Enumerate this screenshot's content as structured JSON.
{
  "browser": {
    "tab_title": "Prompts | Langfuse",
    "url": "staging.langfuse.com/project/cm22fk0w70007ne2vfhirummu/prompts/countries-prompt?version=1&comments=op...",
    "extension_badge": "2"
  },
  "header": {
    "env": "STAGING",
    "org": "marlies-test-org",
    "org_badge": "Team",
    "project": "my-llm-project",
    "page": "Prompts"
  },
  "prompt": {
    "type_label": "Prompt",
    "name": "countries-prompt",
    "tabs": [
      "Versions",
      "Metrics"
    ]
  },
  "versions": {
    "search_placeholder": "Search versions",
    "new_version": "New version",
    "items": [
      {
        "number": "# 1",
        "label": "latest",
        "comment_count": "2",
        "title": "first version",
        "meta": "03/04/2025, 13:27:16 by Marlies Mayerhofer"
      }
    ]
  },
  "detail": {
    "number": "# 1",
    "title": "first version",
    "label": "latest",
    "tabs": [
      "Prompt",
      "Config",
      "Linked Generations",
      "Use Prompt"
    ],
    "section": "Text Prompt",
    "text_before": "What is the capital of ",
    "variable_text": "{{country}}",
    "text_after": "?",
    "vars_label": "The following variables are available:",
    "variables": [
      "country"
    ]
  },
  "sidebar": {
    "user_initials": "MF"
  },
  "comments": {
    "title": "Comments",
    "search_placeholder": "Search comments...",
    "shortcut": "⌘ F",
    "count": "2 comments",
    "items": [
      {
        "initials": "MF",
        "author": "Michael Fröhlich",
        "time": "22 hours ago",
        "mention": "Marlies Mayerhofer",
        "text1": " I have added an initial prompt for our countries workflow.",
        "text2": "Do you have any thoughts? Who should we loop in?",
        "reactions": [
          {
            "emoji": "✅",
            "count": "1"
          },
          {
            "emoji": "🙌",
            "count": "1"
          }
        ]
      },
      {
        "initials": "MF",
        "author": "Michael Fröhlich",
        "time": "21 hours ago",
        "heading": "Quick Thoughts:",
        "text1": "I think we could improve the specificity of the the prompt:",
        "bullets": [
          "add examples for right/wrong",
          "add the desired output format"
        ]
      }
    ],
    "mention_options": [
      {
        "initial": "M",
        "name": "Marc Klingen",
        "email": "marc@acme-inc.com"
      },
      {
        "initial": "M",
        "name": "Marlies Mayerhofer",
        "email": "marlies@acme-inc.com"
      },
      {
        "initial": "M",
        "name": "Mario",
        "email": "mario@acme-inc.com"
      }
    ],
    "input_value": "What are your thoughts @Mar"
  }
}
───
▸ Instructions for the task
Report all lines of the material that contain the word "Search".

▸ Finished answer
    "search_placeholder": "Search versions",
    "search_placeholder": "Search comments...",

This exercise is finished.